• Your instructions
Pick out each line of the records in which the word "Search" appears.

• Material for this exercise
START

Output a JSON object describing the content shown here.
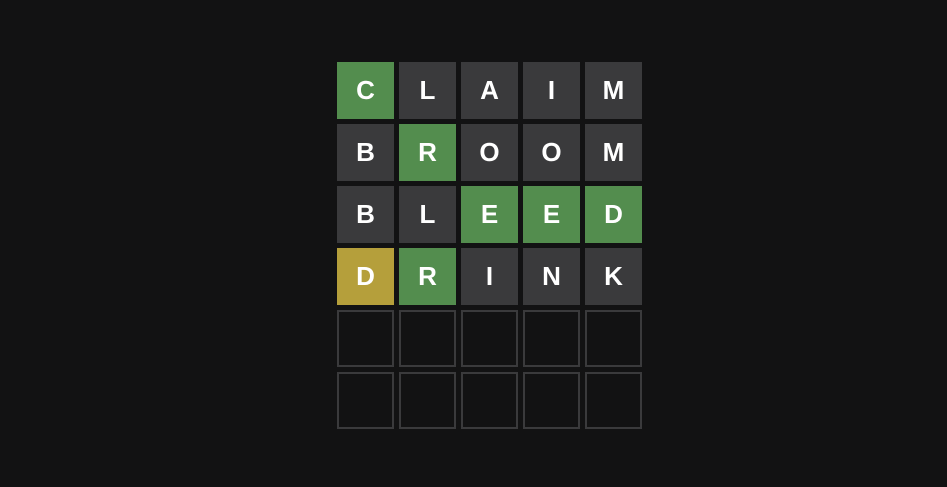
{
  "board": {
    "rows": [
      {
        "letters": [
          "C",
          "L",
          "A",
          "I",
          "M"
        ],
        "states": [
          "correct",
          "absent",
          "absent",
          "absent",
          "absent"
        ]
      },
      {
        "letters": [
          "B",
          "R",
          "O",
          "O",
          "M"
        ],
        "states": [
          "absent",
          "correct",
          "absent",
          "absent",
          "absent"
        ]
      },
      {
        "letters": [
          "B",
          "L",
          "E",
          "E",
          "D"
        ],
        "states": [
          "absent",
          "absent",
          "correct",
          "correct",
          "correct"
        ]
      },
      {
        "letters": [
          "D",
          "R",
          "I",
          "N",
          "K"
        ],
        "states": [
          "present",
          "correct",
          "absent",
          "absent",
          "absent"
        ]
      },
      {
        "letters": [
          "",
          "",
          "",
          "",
          ""
        ],
        "states": [
          "empty",
          "empty",
          "empty",
          "empty",
          "empty"
        ]
      },
      {
        "letters": [
          "",
          "",
          "",
          "",
          ""
        ],
        "states": [
          "empty",
          "empty",
          "empty",
          "empty",
          "empty"
        ]
      }
    ]
  },
  "colors": {
    "correct": "#538d4e",
    "present": "#b59f3b",
    "absent": "#3a3a3c",
    "background": "#121213"
  }
}
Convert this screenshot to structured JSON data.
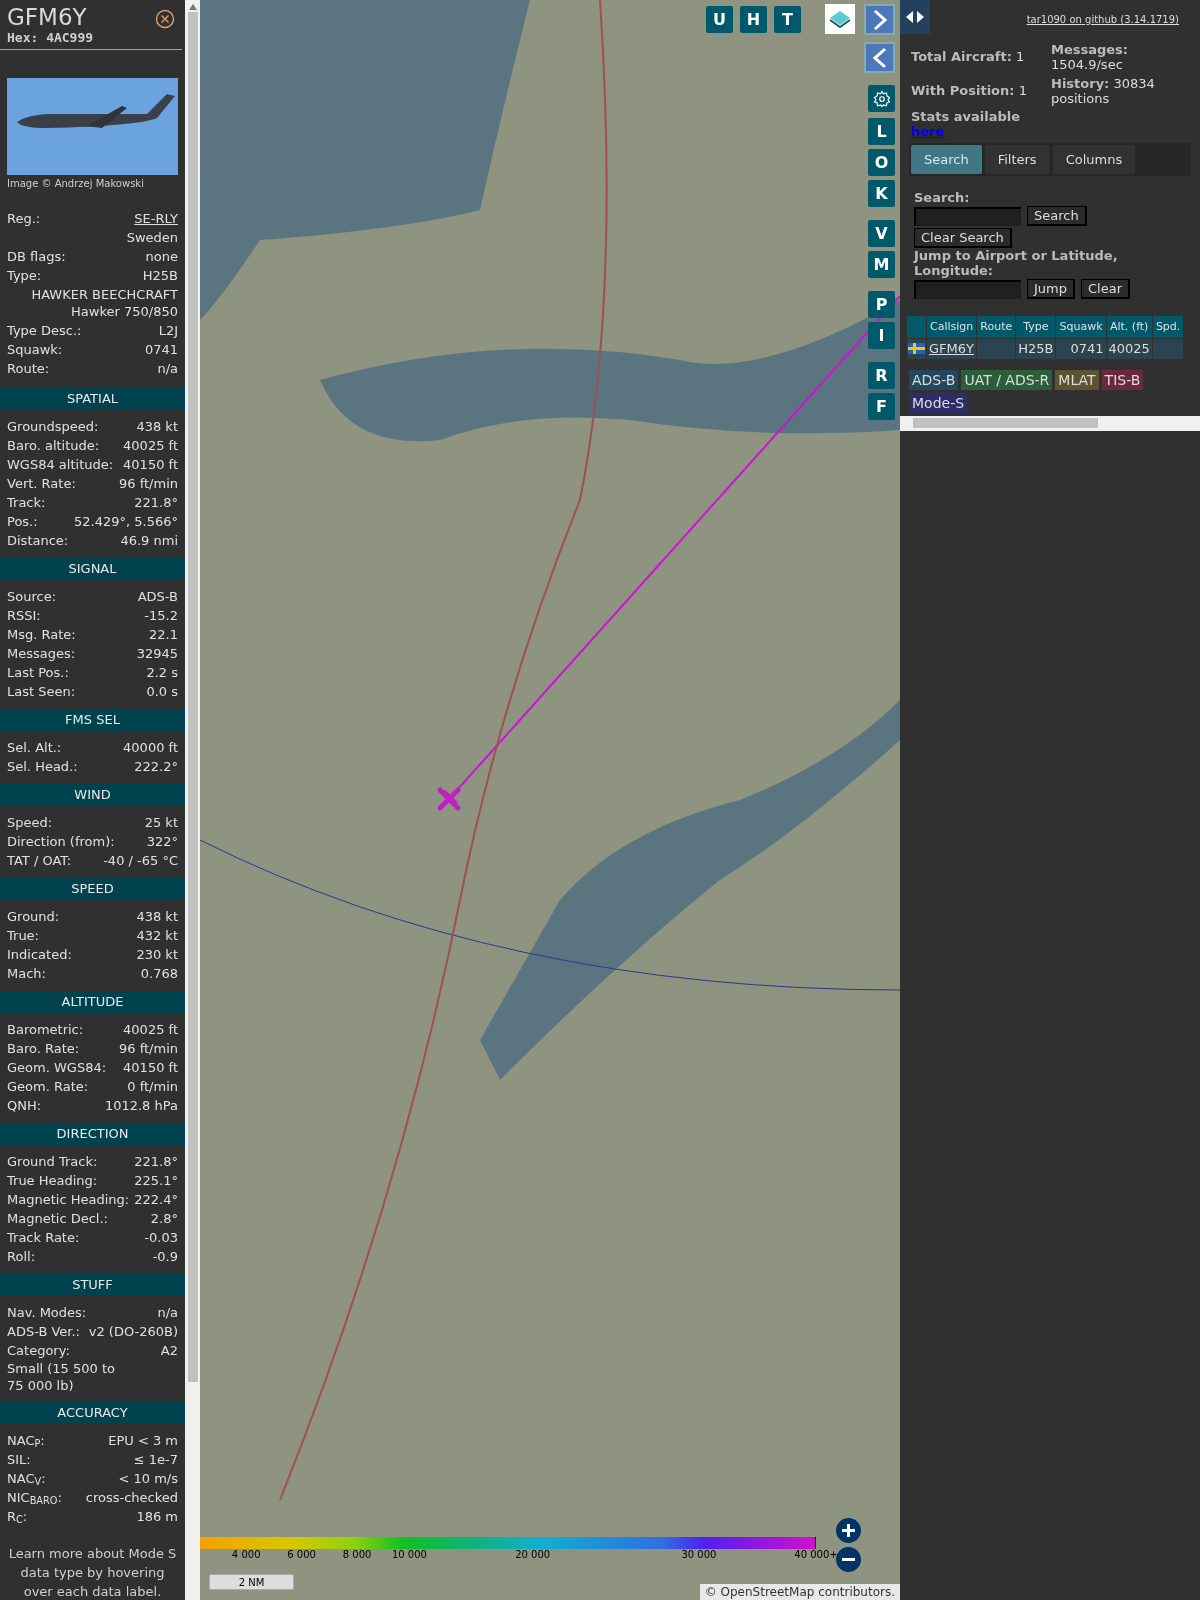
{
  "aircraft": {
    "callsign": "GFM6Y",
    "hex": "Hex: 4AC999",
    "photo_credit": "Image © Andrzej Makowski",
    "info": [
      {
        "label": "Reg.:",
        "value": "SE-RLY",
        "kind": "link"
      },
      {
        "value": "Sweden",
        "kind": "plain"
      },
      {
        "label": "DB flags:",
        "value": "none",
        "kind": "plain"
      },
      {
        "label": "Type:",
        "value": "H25B",
        "kind": "plain"
      },
      {
        "value": "HAWKER BEECHCRAFT\nHawker 750/850",
        "kind": "plain"
      },
      {
        "label": "Type Desc.:",
        "value": "L2J",
        "kind": "plain"
      },
      {
        "label": "Squawk:",
        "value": "0741",
        "kind": "plain"
      },
      {
        "label": "Route:",
        "value": "n/a",
        "kind": "plain"
      }
    ],
    "sections": [
      {
        "title": "SPATIAL",
        "rows": [
          [
            "Groundspeed:",
            "438 kt"
          ],
          [
            "Baro. altitude:",
            "40025 ft"
          ],
          [
            "WGS84 altitude:",
            "40150 ft"
          ],
          [
            "Vert. Rate:",
            "96 ft/min"
          ],
          [
            "Track:",
            "221.8°"
          ],
          [
            "Pos.:",
            "52.429°, 5.566°"
          ],
          [
            "Distance:",
            "46.9 nmi"
          ]
        ]
      },
      {
        "title": "SIGNAL",
        "rows": [
          [
            "Source:",
            "ADS-B"
          ],
          [
            "RSSI:",
            "-15.2"
          ],
          [
            "Msg. Rate:",
            "22.1"
          ],
          [
            "Messages:",
            "32945"
          ],
          [
            "Last Pos.:",
            "2.2 s"
          ],
          [
            "Last Seen:",
            "0.0 s"
          ]
        ]
      },
      {
        "title": "FMS SEL",
        "rows": [
          [
            "Sel. Alt.:",
            "40000 ft"
          ],
          [
            "Sel. Head.:",
            "222.2°"
          ]
        ]
      },
      {
        "title": "WIND",
        "rows": [
          [
            "Speed:",
            "25 kt"
          ],
          [
            "Direction (from):",
            "322°"
          ],
          [
            "TAT / OAT:",
            "-40 / -65 °C"
          ]
        ]
      },
      {
        "title": "SPEED",
        "rows": [
          [
            "Ground:",
            "438 kt"
          ],
          [
            "True:",
            "432 kt"
          ],
          [
            "Indicated:",
            "230 kt"
          ],
          [
            "Mach:",
            "0.768"
          ]
        ]
      },
      {
        "title": "ALTITUDE",
        "rows": [
          [
            "Barometric:",
            "40025 ft"
          ],
          [
            "Baro. Rate:",
            "96 ft/min"
          ],
          [
            "Geom. WGS84:",
            "40150 ft"
          ],
          [
            "Geom. Rate:",
            "0 ft/min"
          ],
          [
            "QNH:",
            "1012.8 hPa"
          ]
        ]
      },
      {
        "title": "DIRECTION",
        "rows": [
          [
            "Ground Track:",
            "221.8°"
          ],
          [
            "True Heading:",
            "225.1°"
          ],
          [
            "Magnetic Heading:",
            "222.4°"
          ],
          [
            "Magnetic Decl.:",
            "2.8°"
          ],
          [
            "Track Rate:",
            "-0.03"
          ],
          [
            "Roll:",
            "-0.9"
          ]
        ]
      },
      {
        "title": "STUFF",
        "rows": [
          [
            "Nav. Modes:",
            "n/a"
          ],
          [
            "ADS-B Ver.:",
            "v2 (DO-260B)"
          ],
          [
            "Category:",
            "A2"
          ]
        ],
        "note": "Small (15 500 to 75 000 lb)"
      },
      {
        "title": "ACCURACY",
        "rows": [
          [
            "NAC$_{P}$:",
            "EPU < 3 m"
          ],
          [
            "SIL:",
            "≤ 1e-7"
          ],
          [
            "NAC$_{V}$:",
            "< 10 m/s"
          ],
          [
            "NIC$_{BARO}$:",
            "cross-checked"
          ],
          [
            "R$_{C}$:",
            "186 m"
          ]
        ]
      }
    ],
    "footer": "Learn more about Mode S data type by hovering over each data label."
  },
  "map": {
    "top_buttons": [
      "U",
      "H",
      "T"
    ],
    "side_buttons": [
      "L",
      "O",
      "K",
      "V",
      "M",
      "P",
      "I",
      "R",
      "F"
    ],
    "altitude_labels": [
      "4 000",
      "6 000",
      "8 000",
      "10 000",
      "20 000",
      "30 000",
      "40 000+"
    ],
    "scale": "2 NM",
    "attribution": "© OpenStreetMap contributors."
  },
  "panel": {
    "github_link": "tar1090 on github (3.14.1719)",
    "stats": [
      {
        "label": "Total Aircraft:",
        "value": "1"
      },
      {
        "label": "Messages:",
        "value": "1504.9/sec"
      },
      {
        "label": "With Position:",
        "value": "1"
      },
      {
        "label": "History:",
        "value": "30834 positions"
      }
    ],
    "stats_text": "Stats available",
    "stats_link": "here",
    "tabs": [
      {
        "label": "Search",
        "selected": true
      },
      {
        "label": "Filters",
        "selected": false
      },
      {
        "label": "Columns",
        "selected": false
      }
    ],
    "search_label": "Search:",
    "search_button": "Search",
    "clear_search_button": "Clear Search",
    "jump_label": "Jump to Airport or Latitude, Longitude:",
    "jump_button": "Jump",
    "clear_button": "Clear",
    "table": {
      "columns": [
        "Callsign",
        "Route",
        "Type",
        "Squawk",
        "Alt. (ft)",
        "Spd."
      ],
      "rows": [
        {
          "callsign": "GFM6Y",
          "route": "",
          "type": "H25B",
          "squawk": "0741",
          "alt": "40025",
          "spd": ""
        }
      ]
    },
    "legend": [
      {
        "label": "ADS-B",
        "color": "#23475e"
      },
      {
        "label": "UAT / ADS-R",
        "color": "#2b5f3a"
      },
      {
        "label": "MLAT",
        "color": "#5c5431"
      },
      {
        "label": "TIS-B",
        "color": "#6b2a3c"
      },
      {
        "label": "Mode-S",
        "color": "#2d2d6b"
      }
    ]
  }
}
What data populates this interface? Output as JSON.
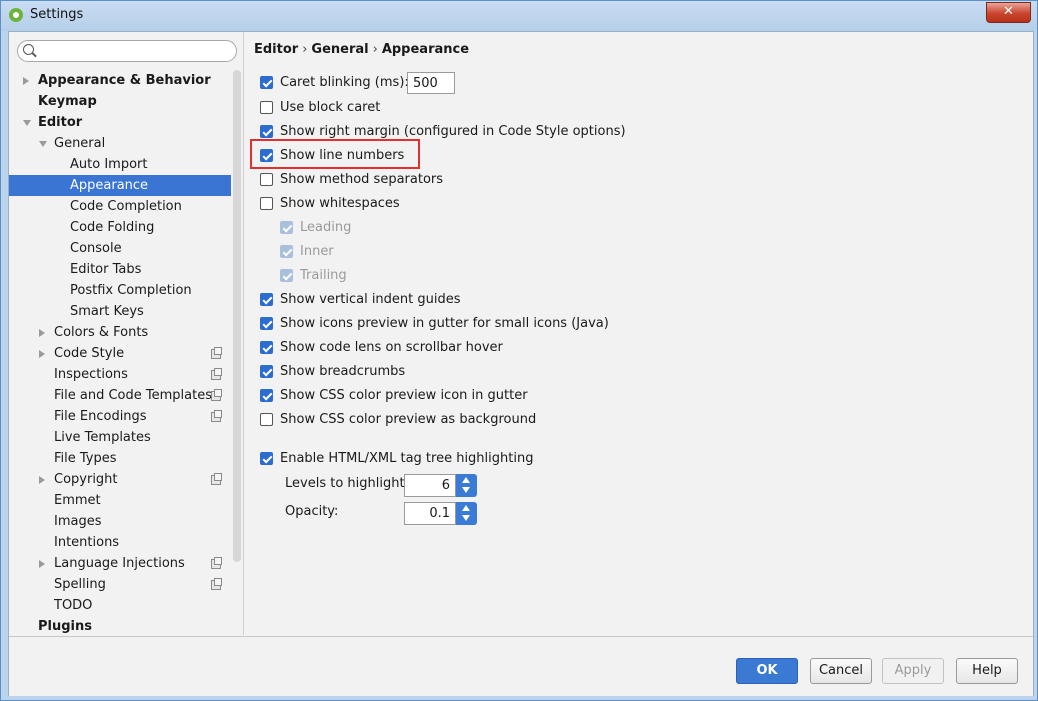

END

• Reply
        "label": "Search",
    "search_label": "Search:",
    "search_button": "Search",
    "clear_search_button": "Clear Search",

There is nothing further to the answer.